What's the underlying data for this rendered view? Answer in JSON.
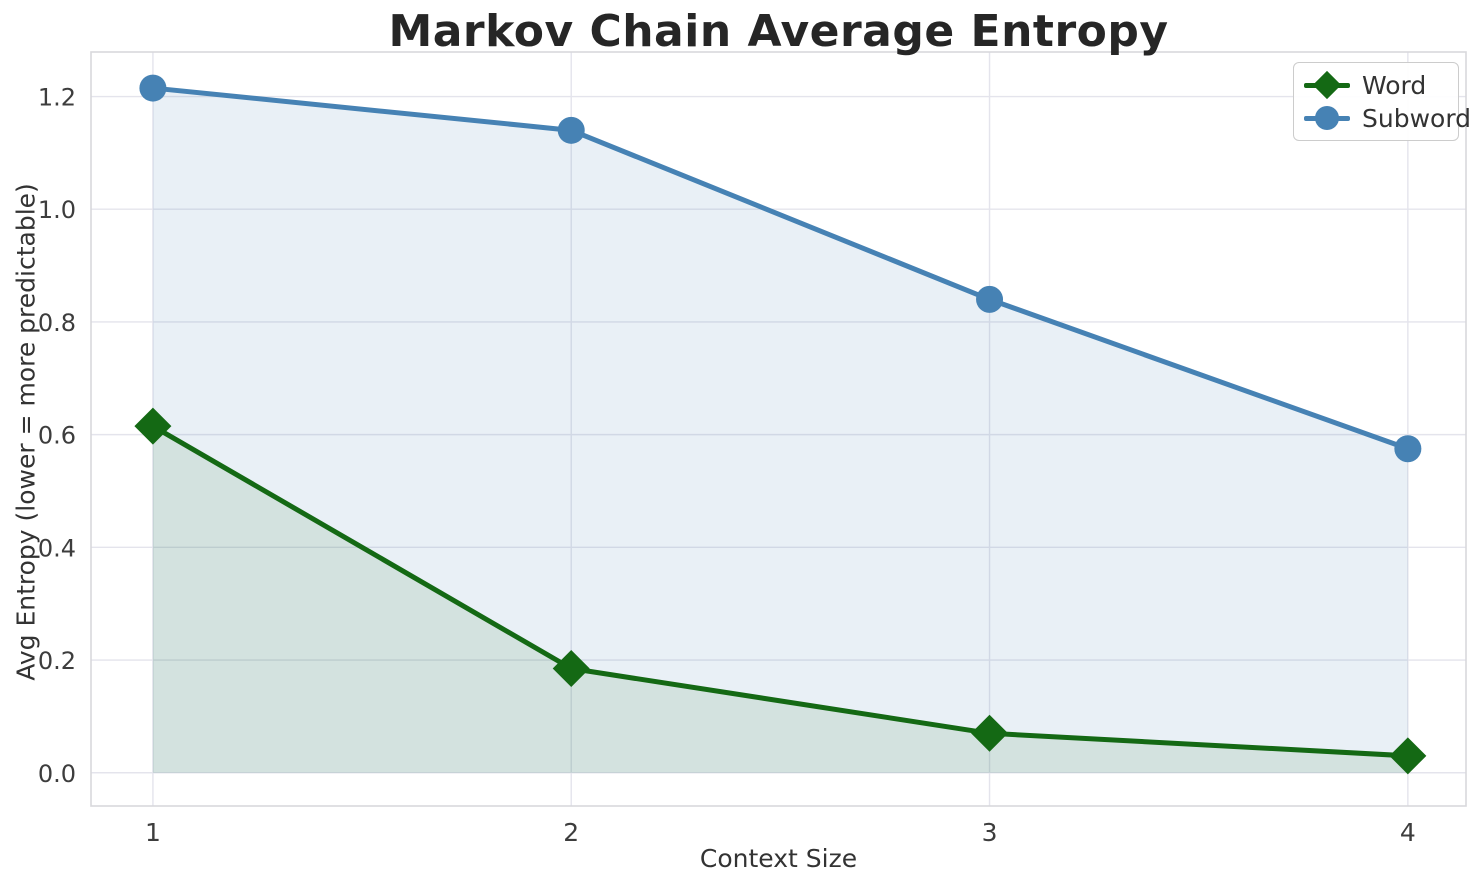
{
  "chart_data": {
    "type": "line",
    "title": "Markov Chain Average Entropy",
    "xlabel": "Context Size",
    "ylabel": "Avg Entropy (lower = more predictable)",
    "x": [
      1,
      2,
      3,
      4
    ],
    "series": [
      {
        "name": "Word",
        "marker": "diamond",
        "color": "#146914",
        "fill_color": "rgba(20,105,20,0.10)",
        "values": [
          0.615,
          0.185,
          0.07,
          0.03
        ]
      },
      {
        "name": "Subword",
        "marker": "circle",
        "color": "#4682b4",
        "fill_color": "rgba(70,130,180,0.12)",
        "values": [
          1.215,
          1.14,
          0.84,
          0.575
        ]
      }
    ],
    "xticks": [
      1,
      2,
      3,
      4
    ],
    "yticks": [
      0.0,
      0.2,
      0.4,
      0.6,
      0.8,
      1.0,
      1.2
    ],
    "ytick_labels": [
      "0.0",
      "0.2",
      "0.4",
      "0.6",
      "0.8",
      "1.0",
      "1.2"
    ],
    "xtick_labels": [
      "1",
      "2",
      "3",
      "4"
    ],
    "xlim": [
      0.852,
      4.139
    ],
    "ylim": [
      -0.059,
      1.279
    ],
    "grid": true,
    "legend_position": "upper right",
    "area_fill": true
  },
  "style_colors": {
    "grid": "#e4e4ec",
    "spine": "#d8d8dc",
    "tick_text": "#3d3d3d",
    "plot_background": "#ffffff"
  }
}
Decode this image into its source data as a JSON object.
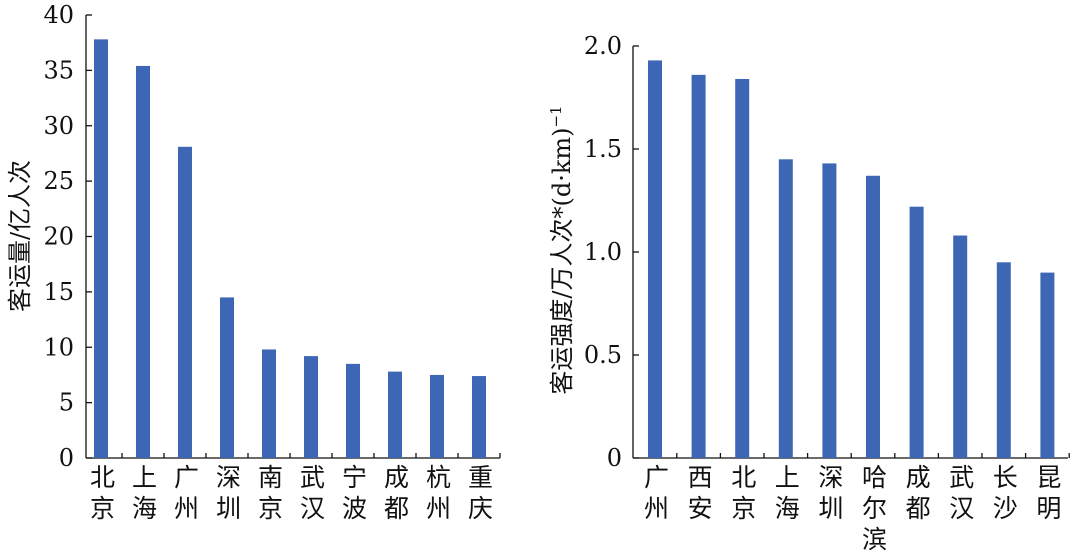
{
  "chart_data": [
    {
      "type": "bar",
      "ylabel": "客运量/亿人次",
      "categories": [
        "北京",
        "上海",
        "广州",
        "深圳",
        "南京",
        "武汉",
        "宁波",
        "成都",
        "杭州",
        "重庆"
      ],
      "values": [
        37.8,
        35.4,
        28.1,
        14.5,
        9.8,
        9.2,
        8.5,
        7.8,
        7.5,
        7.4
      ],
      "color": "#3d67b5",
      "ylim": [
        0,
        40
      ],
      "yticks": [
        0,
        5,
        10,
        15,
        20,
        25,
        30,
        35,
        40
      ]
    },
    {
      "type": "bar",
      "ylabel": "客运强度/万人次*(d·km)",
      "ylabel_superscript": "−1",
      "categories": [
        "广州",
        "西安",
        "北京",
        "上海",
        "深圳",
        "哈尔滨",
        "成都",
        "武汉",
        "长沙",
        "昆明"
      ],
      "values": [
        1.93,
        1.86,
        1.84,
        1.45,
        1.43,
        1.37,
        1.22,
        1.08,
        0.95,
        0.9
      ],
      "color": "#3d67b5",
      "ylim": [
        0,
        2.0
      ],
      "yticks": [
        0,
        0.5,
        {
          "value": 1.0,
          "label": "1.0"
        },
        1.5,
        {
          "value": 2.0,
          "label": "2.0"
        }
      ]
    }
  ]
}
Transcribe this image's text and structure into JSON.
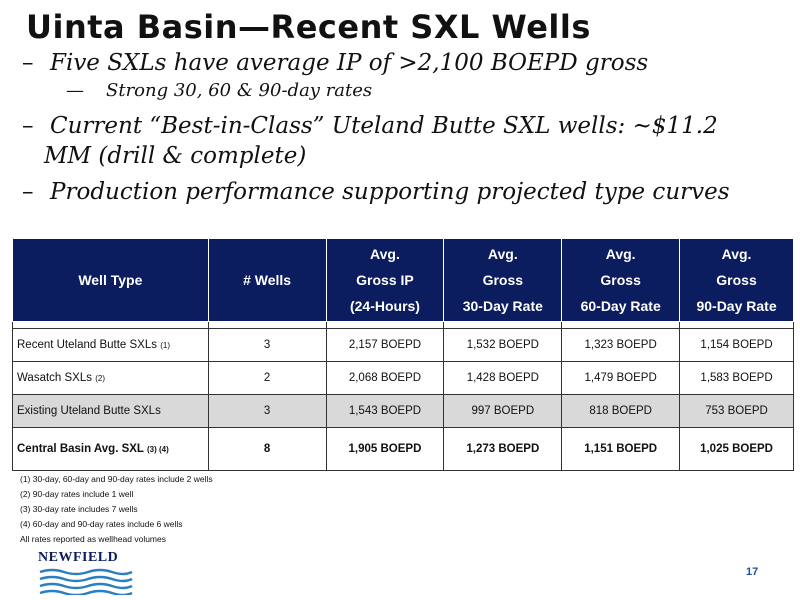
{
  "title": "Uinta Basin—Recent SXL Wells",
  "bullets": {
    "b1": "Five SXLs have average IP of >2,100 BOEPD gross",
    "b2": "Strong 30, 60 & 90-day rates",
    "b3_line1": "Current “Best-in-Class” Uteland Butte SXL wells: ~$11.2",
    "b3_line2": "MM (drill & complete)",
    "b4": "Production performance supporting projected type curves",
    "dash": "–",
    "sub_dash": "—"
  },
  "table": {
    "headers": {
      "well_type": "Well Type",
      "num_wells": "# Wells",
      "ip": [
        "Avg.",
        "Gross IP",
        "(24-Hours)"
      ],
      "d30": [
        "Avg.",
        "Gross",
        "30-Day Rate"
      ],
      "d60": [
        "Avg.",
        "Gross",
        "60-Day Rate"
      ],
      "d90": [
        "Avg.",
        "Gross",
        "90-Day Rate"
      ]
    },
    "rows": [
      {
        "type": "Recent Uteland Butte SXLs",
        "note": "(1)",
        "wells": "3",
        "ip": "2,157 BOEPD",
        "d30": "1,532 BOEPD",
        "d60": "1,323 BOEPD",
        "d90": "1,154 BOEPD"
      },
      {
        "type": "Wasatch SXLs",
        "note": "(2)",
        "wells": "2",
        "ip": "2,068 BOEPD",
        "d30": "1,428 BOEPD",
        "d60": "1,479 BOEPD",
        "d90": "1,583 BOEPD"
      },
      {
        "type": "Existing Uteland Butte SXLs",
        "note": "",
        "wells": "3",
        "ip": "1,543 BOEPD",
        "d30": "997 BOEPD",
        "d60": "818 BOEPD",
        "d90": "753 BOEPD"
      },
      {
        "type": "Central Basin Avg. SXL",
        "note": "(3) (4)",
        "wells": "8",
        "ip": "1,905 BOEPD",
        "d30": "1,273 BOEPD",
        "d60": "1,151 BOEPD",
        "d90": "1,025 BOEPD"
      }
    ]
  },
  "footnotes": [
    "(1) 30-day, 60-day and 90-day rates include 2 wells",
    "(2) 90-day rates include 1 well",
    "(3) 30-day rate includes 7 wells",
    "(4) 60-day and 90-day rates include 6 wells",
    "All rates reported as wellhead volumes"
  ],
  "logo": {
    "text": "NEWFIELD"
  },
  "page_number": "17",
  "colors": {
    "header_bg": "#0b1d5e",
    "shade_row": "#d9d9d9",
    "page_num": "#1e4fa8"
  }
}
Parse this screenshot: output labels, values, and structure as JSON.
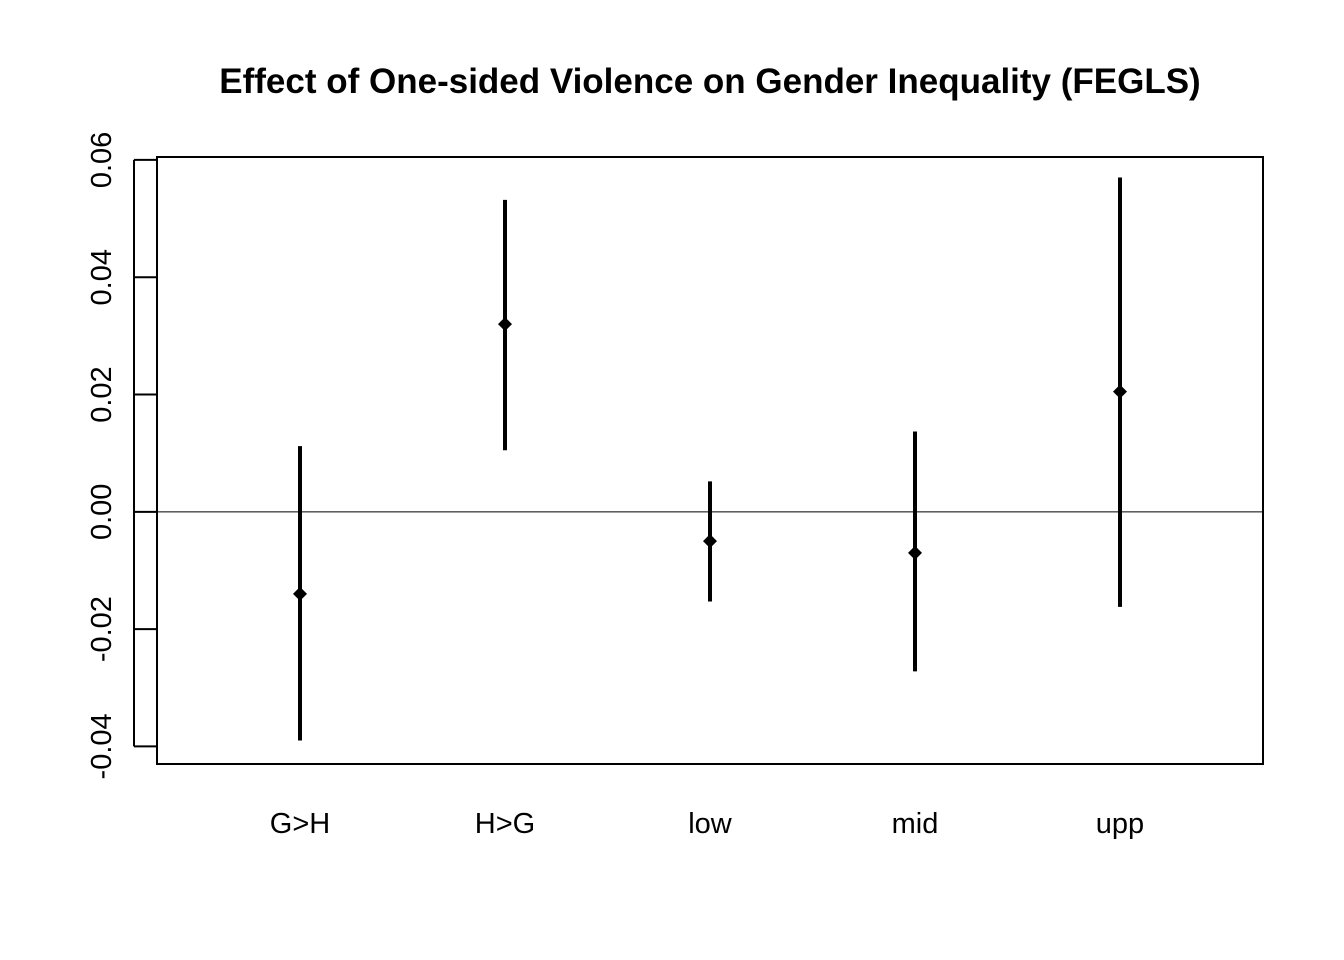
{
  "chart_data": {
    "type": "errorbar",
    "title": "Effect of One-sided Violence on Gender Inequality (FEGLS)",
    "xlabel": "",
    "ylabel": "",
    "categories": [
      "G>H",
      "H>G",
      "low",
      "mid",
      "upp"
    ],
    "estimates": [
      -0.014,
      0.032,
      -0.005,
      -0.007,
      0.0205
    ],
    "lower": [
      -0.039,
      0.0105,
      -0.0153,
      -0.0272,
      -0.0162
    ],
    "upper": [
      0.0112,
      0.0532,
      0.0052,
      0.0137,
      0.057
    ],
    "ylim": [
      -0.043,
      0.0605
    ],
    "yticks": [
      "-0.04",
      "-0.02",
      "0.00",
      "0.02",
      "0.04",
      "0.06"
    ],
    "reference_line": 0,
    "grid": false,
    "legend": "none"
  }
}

_THE REQUEST_
Print each record exactly as it stands, leaving the images out.

_SOLVED EXERCISE_
What's the underlying data for this rendered view? Answer in JSON.
{
  "chart_data": {
    "type": "line",
    "title": "Markov Chain Average Entropy",
    "xlabel": "Context Size",
    "ylabel": "Avg Entropy (lower = more predictable)",
    "x": [
      1,
      2,
      3,
      4
    ],
    "series": [
      {
        "name": "Word",
        "marker": "diamond",
        "color": "#146914",
        "fill_color": "rgba(20,105,20,0.10)",
        "values": [
          0.615,
          0.185,
          0.07,
          0.03
        ]
      },
      {
        "name": "Subword",
        "marker": "circle",
        "color": "#4682b4",
        "fill_color": "rgba(70,130,180,0.12)",
        "values": [
          1.215,
          1.14,
          0.84,
          0.575
        ]
      }
    ],
    "xticks": [
      1,
      2,
      3,
      4
    ],
    "yticks": [
      0.0,
      0.2,
      0.4,
      0.6,
      0.8,
      1.0,
      1.2
    ],
    "ytick_labels": [
      "0.0",
      "0.2",
      "0.4",
      "0.6",
      "0.8",
      "1.0",
      "1.2"
    ],
    "xtick_labels": [
      "1",
      "2",
      "3",
      "4"
    ],
    "xlim": [
      0.852,
      4.139
    ],
    "ylim": [
      -0.059,
      1.279
    ],
    "grid": true,
    "legend_position": "upper right",
    "area_fill": true
  },
  "style_colors": {
    "grid": "#e4e4ec",
    "spine": "#d8d8dc",
    "tick_text": "#3d3d3d",
    "plot_background": "#ffffff"
  }
}
Decode this image into its source data as a JSON object.
{
  "chart_data": [
    {
      "type": "bar",
      "ylabel": "客运量/亿人次",
      "categories": [
        "北京",
        "上海",
        "广州",
        "深圳",
        "南京",
        "武汉",
        "宁波",
        "成都",
        "杭州",
        "重庆"
      ],
      "values": [
        37.8,
        35.4,
        28.1,
        14.5,
        9.8,
        9.2,
        8.5,
        7.8,
        7.5,
        7.4
      ],
      "color": "#3d67b5",
      "ylim": [
        0,
        40
      ],
      "yticks": [
        0,
        5,
        10,
        15,
        20,
        25,
        30,
        35,
        40
      ]
    },
    {
      "type": "bar",
      "ylabel": "客运强度/万人次*(d·km)",
      "ylabel_superscript": "−1",
      "categories": [
        "广州",
        "西安",
        "北京",
        "上海",
        "深圳",
        "哈尔滨",
        "成都",
        "武汉",
        "长沙",
        "昆明"
      ],
      "values": [
        1.93,
        1.86,
        1.84,
        1.45,
        1.43,
        1.37,
        1.22,
        1.08,
        0.95,
        0.9
      ],
      "color": "#3d67b5",
      "ylim": [
        0,
        2.0
      ],
      "yticks": [
        0,
        0.5,
        {
          "value": 1.0,
          "label": "1.0"
        },
        1.5,
        {
          "value": 2.0,
          "label": "2.0"
        }
      ]
    }
  ]
}
Transcribe this image's text and structure into JSON.
{
  "title": "Uinta Basin—Recent SXL Wells",
  "bullets": {
    "b1": "Five SXLs have average IP of >2,100 BOEPD gross",
    "b2": "Strong 30, 60 & 90-day rates",
    "b3_line1": "Current “Best-in-Class” Uteland Butte SXL wells: ~$11.2",
    "b3_line2": "MM (drill & complete)",
    "b4": "Production performance supporting projected type curves",
    "dash": "–",
    "sub_dash": "—"
  },
  "table": {
    "headers": {
      "well_type": "Well Type",
      "num_wells": "# Wells",
      "ip": [
        "Avg.",
        "Gross IP",
        "(24-Hours)"
      ],
      "d30": [
        "Avg.",
        "Gross",
        "30-Day Rate"
      ],
      "d60": [
        "Avg.",
        "Gross",
        "60-Day Rate"
      ],
      "d90": [
        "Avg.",
        "Gross",
        "90-Day Rate"
      ]
    },
    "rows": [
      {
        "type": "Recent Uteland Butte SXLs",
        "note": "(1)",
        "wells": "3",
        "ip": "2,157 BOEPD",
        "d30": "1,532 BOEPD",
        "d60": "1,323 BOEPD",
        "d90": "1,154 BOEPD"
      },
      {
        "type": "Wasatch SXLs",
        "note": "(2)",
        "wells": "2",
        "ip": "2,068 BOEPD",
        "d30": "1,428 BOEPD",
        "d60": "1,479 BOEPD",
        "d90": "1,583 BOEPD"
      },
      {
        "type": "Existing Uteland Butte SXLs",
        "note": "",
        "wells": "3",
        "ip": "1,543 BOEPD",
        "d30": "997 BOEPD",
        "d60": "818 BOEPD",
        "d90": "753 BOEPD"
      },
      {
        "type": "Central Basin Avg. SXL",
        "note": "(3) (4)",
        "wells": "8",
        "ip": "1,905 BOEPD",
        "d30": "1,273 BOEPD",
        "d60": "1,151 BOEPD",
        "d90": "1,025 BOEPD"
      }
    ]
  },
  "footnotes": [
    "(1) 30-day, 60-day and 90-day rates include 2 wells",
    "(2) 90-day rates include 1 well",
    "(3) 30-day rate includes 7 wells",
    "(4) 60-day and 90-day rates include 6 wells",
    "All rates reported as wellhead volumes"
  ],
  "logo": {
    "text": "NEWFIELD"
  },
  "page_number": "17",
  "colors": {
    "header_bg": "#0b1d5e",
    "shade_row": "#d9d9d9",
    "page_num": "#1e4fa8"
  }
}
Parse this screenshot: output labels, values, and structure as JSON.
{
  "chart_data": {
    "type": "errorbar",
    "title": "Effect of One-sided Violence on Gender Inequality (FEGLS)",
    "xlabel": "",
    "ylabel": "",
    "categories": [
      "G>H",
      "H>G",
      "low",
      "mid",
      "upp"
    ],
    "estimates": [
      -0.014,
      0.032,
      -0.005,
      -0.007,
      0.0205
    ],
    "lower": [
      -0.039,
      0.0105,
      -0.0153,
      -0.0272,
      -0.0162
    ],
    "upper": [
      0.0112,
      0.0532,
      0.0052,
      0.0137,
      0.057
    ],
    "ylim": [
      -0.043,
      0.0605
    ],
    "yticks": [
      "-0.04",
      "-0.02",
      "0.00",
      "0.02",
      "0.04",
      "0.06"
    ],
    "reference_line": 0,
    "grid": false,
    "legend": "none"
  }
}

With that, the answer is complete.